— EXERCISE PROMPT —
Copy out every line in which the string "school" occurs.
--- begin MATERIAL SUPPLIED ---
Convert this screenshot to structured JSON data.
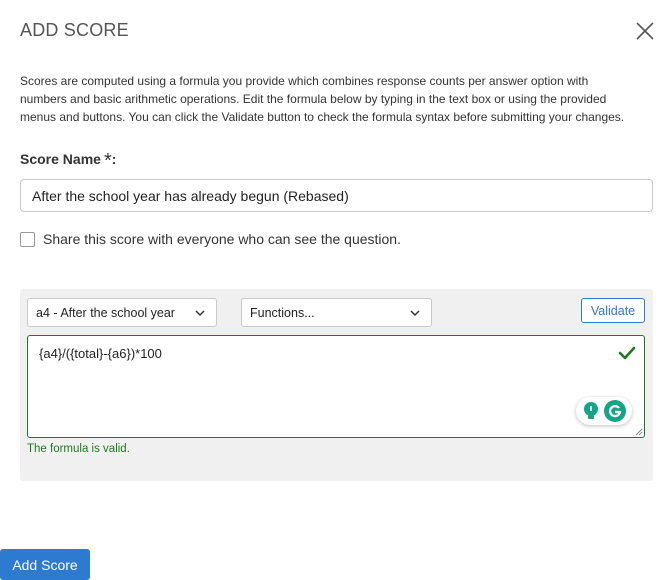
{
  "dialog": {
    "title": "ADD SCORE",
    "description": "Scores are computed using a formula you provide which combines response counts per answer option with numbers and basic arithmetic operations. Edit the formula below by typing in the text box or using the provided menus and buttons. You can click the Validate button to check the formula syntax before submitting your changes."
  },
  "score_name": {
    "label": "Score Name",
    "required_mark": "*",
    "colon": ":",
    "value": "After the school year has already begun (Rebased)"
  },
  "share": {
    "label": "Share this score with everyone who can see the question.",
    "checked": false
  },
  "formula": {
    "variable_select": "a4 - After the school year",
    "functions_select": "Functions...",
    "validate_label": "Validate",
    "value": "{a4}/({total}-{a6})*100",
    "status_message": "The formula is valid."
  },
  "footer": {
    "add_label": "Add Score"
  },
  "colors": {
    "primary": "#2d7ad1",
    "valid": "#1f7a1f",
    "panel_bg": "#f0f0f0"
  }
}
--- end MATERIAL SUPPLIED ---
--- begin MATERIAL SUPPLIED ---
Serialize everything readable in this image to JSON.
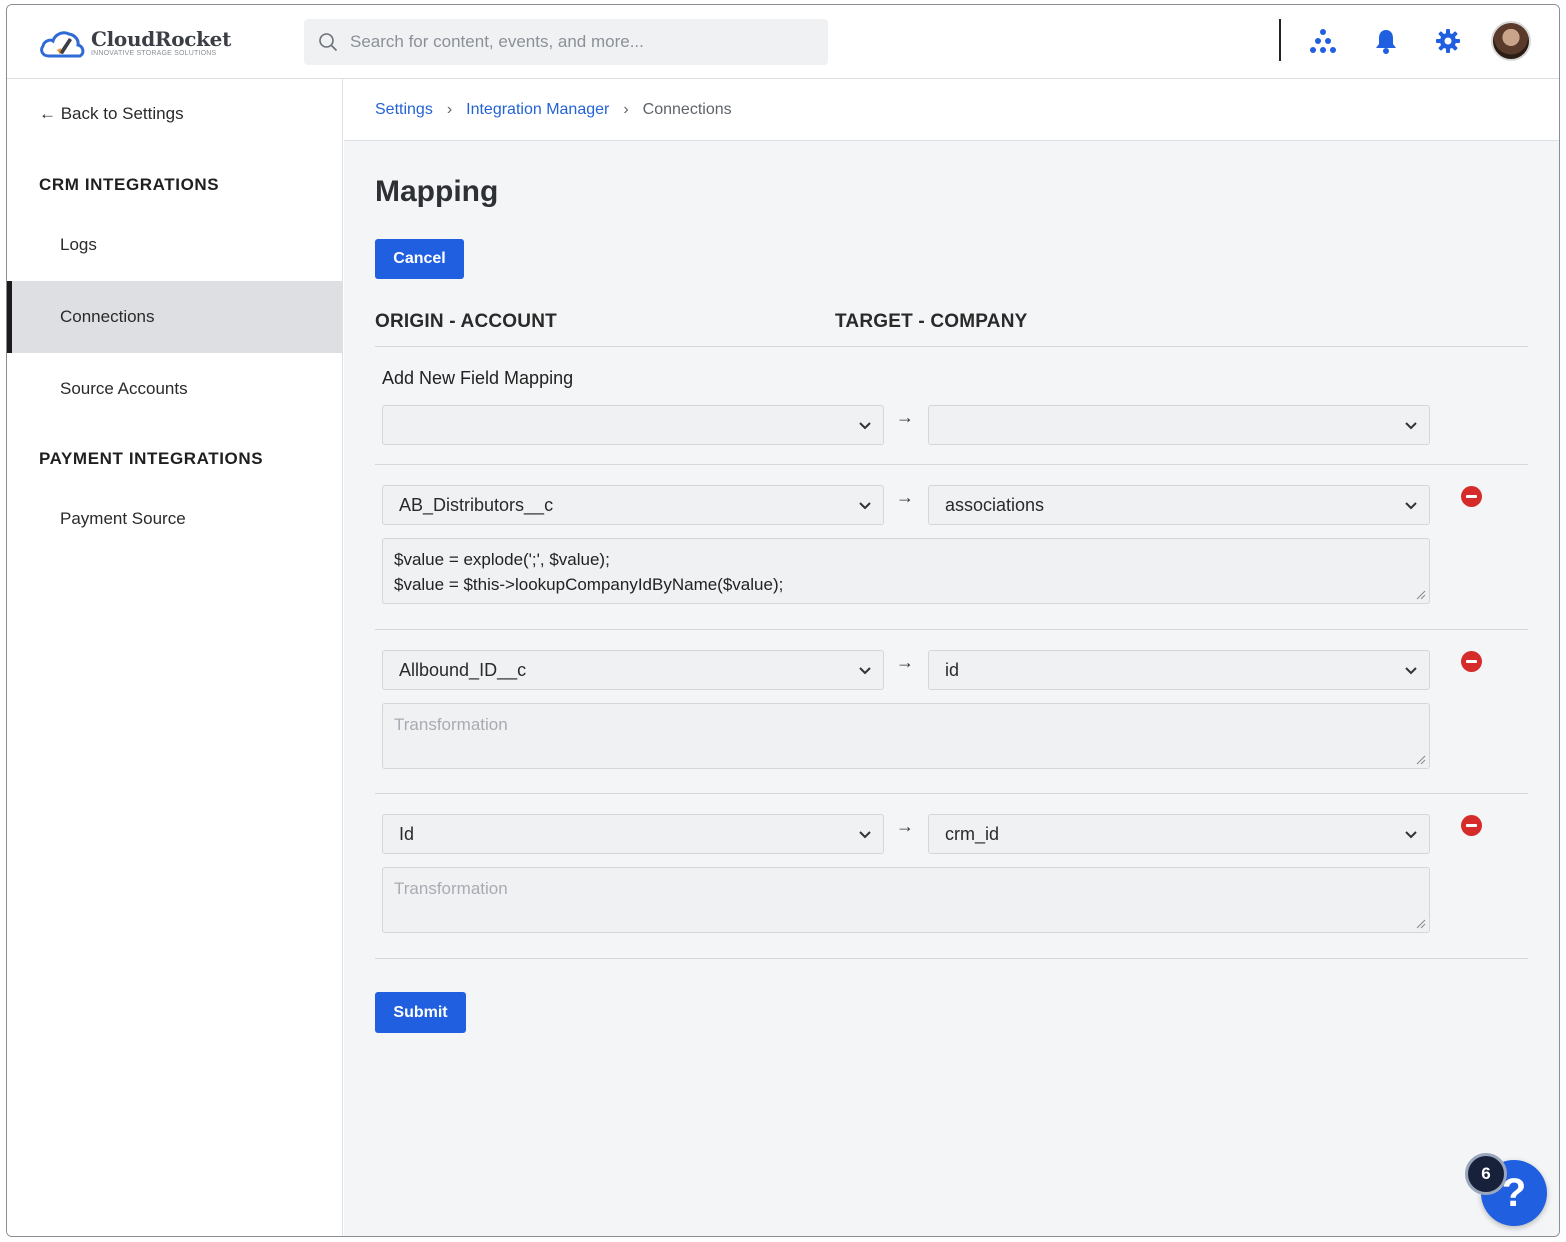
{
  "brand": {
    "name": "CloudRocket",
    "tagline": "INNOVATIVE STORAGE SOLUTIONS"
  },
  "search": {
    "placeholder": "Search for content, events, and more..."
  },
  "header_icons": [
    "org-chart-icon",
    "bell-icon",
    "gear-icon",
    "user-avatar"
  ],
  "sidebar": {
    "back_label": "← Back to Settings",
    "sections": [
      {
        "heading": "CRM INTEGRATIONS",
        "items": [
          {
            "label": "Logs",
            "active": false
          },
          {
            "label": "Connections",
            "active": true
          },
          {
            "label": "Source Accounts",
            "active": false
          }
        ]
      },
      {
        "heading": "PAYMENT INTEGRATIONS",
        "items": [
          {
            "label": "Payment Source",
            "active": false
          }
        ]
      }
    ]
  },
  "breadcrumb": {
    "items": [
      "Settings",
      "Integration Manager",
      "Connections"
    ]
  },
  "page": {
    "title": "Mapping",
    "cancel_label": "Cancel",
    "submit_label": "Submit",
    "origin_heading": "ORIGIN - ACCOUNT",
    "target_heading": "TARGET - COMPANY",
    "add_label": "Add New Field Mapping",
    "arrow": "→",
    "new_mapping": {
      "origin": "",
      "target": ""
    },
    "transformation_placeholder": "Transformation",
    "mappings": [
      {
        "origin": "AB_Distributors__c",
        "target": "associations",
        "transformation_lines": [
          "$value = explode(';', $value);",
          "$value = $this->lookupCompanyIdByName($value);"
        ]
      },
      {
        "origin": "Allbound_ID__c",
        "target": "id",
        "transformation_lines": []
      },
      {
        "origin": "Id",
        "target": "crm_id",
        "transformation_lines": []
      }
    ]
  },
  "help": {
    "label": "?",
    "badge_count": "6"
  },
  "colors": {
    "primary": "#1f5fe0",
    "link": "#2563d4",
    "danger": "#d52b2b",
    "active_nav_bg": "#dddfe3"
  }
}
--- end MATERIAL SUPPLIED ---
— REPLY TO THE EXERCISE —
    "value": "After the school year has already begun (Rebased)"
    "variable_select": "a4 - After the school year",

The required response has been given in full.